• TASK TO CARRY OUT: Write out the whole listing again, exactly.

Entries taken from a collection
|---|
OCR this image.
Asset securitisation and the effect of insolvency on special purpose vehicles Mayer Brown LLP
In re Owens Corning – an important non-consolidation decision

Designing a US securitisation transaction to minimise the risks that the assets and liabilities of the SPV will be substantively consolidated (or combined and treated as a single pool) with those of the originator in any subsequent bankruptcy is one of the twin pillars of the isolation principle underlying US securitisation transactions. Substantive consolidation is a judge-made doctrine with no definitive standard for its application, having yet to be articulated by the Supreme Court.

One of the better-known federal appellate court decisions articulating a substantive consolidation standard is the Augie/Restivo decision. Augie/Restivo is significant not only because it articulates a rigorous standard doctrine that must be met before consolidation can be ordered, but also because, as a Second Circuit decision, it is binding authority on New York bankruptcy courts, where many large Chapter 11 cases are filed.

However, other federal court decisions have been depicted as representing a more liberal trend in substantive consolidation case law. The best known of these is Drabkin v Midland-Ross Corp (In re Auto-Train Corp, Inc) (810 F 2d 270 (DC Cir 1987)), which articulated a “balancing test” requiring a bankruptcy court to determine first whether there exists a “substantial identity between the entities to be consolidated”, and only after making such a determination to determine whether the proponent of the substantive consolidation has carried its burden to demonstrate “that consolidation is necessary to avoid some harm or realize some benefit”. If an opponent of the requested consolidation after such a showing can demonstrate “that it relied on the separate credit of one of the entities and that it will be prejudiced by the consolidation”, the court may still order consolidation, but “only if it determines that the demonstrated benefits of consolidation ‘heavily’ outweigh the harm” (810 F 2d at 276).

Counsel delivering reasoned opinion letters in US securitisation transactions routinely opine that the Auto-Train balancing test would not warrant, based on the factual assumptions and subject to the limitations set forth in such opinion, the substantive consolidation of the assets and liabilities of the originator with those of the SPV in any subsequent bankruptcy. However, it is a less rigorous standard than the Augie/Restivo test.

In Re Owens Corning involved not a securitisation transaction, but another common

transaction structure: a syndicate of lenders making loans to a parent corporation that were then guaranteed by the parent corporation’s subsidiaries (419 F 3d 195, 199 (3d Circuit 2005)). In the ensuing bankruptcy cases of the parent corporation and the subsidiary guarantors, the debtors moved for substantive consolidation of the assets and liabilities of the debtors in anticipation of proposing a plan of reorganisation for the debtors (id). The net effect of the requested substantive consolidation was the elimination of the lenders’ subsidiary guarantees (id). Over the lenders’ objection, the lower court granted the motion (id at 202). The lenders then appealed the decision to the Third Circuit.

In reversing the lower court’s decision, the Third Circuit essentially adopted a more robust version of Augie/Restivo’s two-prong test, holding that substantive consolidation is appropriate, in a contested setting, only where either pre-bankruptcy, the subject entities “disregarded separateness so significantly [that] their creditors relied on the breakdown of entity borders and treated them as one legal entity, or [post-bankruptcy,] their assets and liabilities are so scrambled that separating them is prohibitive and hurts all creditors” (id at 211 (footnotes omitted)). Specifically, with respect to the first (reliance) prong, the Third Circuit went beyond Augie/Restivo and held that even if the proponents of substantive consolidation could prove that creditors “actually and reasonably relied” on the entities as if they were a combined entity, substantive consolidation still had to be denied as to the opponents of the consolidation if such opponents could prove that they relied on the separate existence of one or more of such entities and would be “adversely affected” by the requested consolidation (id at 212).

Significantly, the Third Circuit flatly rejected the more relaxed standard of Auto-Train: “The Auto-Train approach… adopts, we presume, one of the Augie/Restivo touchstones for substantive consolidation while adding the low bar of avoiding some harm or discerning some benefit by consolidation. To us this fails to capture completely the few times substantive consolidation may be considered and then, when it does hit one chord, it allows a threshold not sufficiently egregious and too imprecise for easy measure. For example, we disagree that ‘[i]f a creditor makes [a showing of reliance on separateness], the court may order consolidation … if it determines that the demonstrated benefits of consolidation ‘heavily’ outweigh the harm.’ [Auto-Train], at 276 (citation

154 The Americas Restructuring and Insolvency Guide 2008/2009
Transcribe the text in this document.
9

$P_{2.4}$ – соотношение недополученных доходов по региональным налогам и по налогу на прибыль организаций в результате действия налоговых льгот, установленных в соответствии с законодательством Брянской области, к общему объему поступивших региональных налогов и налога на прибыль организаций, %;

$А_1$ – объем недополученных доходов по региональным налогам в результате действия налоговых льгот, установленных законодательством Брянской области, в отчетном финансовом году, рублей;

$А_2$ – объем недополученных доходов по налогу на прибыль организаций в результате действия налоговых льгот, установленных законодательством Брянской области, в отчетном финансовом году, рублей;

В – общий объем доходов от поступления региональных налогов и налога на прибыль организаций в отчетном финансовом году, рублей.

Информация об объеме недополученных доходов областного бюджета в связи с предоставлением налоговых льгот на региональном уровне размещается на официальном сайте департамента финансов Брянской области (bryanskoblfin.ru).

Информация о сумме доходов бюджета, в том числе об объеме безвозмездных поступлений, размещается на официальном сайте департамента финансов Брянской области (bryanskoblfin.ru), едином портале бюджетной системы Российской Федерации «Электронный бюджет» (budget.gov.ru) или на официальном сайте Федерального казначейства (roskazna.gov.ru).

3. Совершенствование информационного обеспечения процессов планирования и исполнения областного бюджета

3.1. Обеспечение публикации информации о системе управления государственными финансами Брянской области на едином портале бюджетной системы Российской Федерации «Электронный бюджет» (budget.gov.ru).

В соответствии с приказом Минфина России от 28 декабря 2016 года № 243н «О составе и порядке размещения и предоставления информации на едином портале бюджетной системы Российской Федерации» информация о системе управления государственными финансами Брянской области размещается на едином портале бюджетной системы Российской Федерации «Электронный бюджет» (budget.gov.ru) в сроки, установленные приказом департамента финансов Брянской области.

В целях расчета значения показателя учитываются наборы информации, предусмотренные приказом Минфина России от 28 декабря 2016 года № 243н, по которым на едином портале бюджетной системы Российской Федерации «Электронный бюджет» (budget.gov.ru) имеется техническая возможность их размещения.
|---|
• ANSWER TO THE EXERCISE:
OCR this image.
Asset securitisation and the effect of insolvency on special purpose vehicles Mayer Brown LLP
In re Owens Corning – an important non-consolidation decision

Designing a US securitisation transaction to minimise the risks that the assets and liabilities of the SPV will be substantively consolidated (or combined and treated as a single pool) with those of the originator in any subsequent bankruptcy is one of the twin pillars of the isolation principle underlying US securitisation transactions. Substantive consolidation is a judge-made doctrine with no definitive standard for its application, having yet to be articulated by the Supreme Court.

One of the better-known federal appellate court decisions articulating a substantive consolidation standard is the Augie/Restivo decision. Augie/Restivo is significant not only because it articulates a rigorous standard doctrine that must be met before consolidation can be ordered, but also because, as a Second Circuit decision, it is binding authority on New York bankruptcy courts, where many large Chapter 11 cases are filed.

However, other federal court decisions have been depicted as representing a more liberal trend in substantive consolidation case law. The best known of these is Drabkin v Midland-Ross Corp (In re Auto-Train Corp, Inc) (810 F 2d 270 (DC Cir 1987)), which articulated a “balancing test” requiring a bankruptcy court to determine first whether there exists a “substantial identity between the entities to be consolidated”, and only after making such a determination to determine whether the proponent of the substantive consolidation has carried its burden to demonstrate “that consolidation is necessary to avoid some harm or realize some benefit”. If an opponent of the requested consolidation after such a showing can demonstrate “that it relied on the separate credit of one of the entities and that it will be prejudiced by the consolidation”, the court may still order consolidation, but “only if it determines that the demonstrated benefits of consolidation ‘heavily’ outweigh the harm” (810 F 2d at 276).

Counsel delivering reasoned opinion letters in US securitisation transactions routinely opine that the Auto-Train balancing test would not warrant, based on the factual assumptions and subject to the limitations set forth in such opinion, the substantive consolidation of the assets and liabilities of the originator with those of the SPV in any subsequent bankruptcy. However, it is a less rigorous standard than the Augie/Restivo test.

In Re Owens Corning involved not a securitisation transaction, but another common

transaction structure: a syndicate of lenders making loans to a parent corporation that were then guaranteed by the parent corporation’s subsidiaries (419 F 3d 195, 199 (3d Circuit 2005)). In the ensuing bankruptcy cases of the parent corporation and the subsidiary guarantors, the debtors moved for substantive consolidation of the assets and liabilities of the debtors in anticipation of proposing a plan of reorganisation for the debtors (id). The net effect of the requested substantive consolidation was the elimination of the lenders’ subsidiary guarantees (id). Over the lenders’ objection, the lower court granted the motion (id at 202). The lenders then appealed the decision to the Third Circuit.

In reversing the lower court’s decision, the Third Circuit essentially adopted a more robust version of Augie/Restivo’s two-prong test, holding that substantive consolidation is appropriate, in a contested setting, only where either pre-bankruptcy, the subject entities “disregarded separateness so significantly [that] their creditors relied on the breakdown of entity borders and treated them as one legal entity, or [post-bankruptcy,] their assets and liabilities are so scrambled that separating them is prohibitive and hurts all creditors” (id at 211 (footnotes omitted)). Specifically, with respect to the first (reliance) prong, the Third Circuit went beyond Augie/Restivo and held that even if the proponents of substantive consolidation could prove that creditors “actually and reasonably relied” on the entities as if they were a combined entity, substantive consolidation still had to be denied as to the opponents of the consolidation if such opponents could prove that they relied on the separate existence of one or more of such entities and would be “adversely affected” by the requested consolidation (id at 212).

Significantly, the Third Circuit flatly rejected the more relaxed standard of Auto-Train: “The Auto-Train approach… adopts, we presume, one of the Augie/Restivo touchstones for substantive consolidation while adding the low bar of avoiding some harm or discerning some benefit by consolidation. To us this fails to capture completely the few times substantive consolidation may be considered and then, when it does hit one chord, it allows a threshold not sufficiently egregious and too imprecise for easy measure. For example, we disagree that ‘[i]f a creditor makes [a showing of reliance on separateness], the court may order consolidation … if it determines that the demonstrated benefits of consolidation ‘heavily’ outweigh the harm.’ [Auto-Train], at 276 (citation

154 The Americas Restructuring and Insolvency Guide 2008/2009
Transcribe the text in this document.
9

$P_{2.4}$ – соотношение недополученных доходов по региональным налогам и по налогу на прибыль организаций в результате действия налоговых льгот, установленных в соответствии с законодательством Брянской области, к общему объему поступивших региональных налогов и налога на прибыль организаций, %;

$А_1$ – объем недополученных доходов по региональным налогам в результате действия налоговых льгот, установленных законодательством Брянской области, в отчетном финансовом году, рублей;

$А_2$ – объем недополученных доходов по налогу на прибыль организаций в результате действия налоговых льгот, установленных законодательством Брянской области, в отчетном финансовом году, рублей;

В – общий объем доходов от поступления региональных налогов и налога на прибыль организаций в отчетном финансовом году, рублей.

Информация об объеме недополученных доходов областного бюджета в связи с предоставлением налоговых льгот на региональном уровне размещается на официальном сайте департамента финансов Брянской области (bryanskoblfin.ru).

Информация о сумме доходов бюджета, в том числе об объеме безвозмездных поступлений, размещается на официальном сайте департамента финансов Брянской области (bryanskoblfin.ru), едином портале бюджетной системы Российской Федерации «Электронный бюджет» (budget.gov.ru) или на официальном сайте Федерального казначейства (roskazna.gov.ru).

3. Совершенствование информационного обеспечения процессов планирования и исполнения областного бюджета

3.1. Обеспечение публикации информации о системе управления государственными финансами Брянской области на едином портале бюджетной системы Российской Федерации «Электронный бюджет» (budget.gov.ru).

В соответствии с приказом Минфина России от 28 декабря 2016 года № 243н «О составе и порядке размещения и предоставления информации на едином портале бюджетной системы Российской Федерации» информация о системе управления государственными финансами Брянской области размещается на едином портале бюджетной системы Российской Федерации «Электронный бюджет» (budget.gov.ru) в сроки, установленные приказом департамента финансов Брянской области.

В целях расчета значения показателя учитываются наборы информации, предусмотренные приказом Минфина России от 28 декабря 2016 года № 243н, по которым на едином портале бюджетной системы Российской Федерации «Электронный бюджет» (budget.gov.ru) имеется техническая возможность их размещения.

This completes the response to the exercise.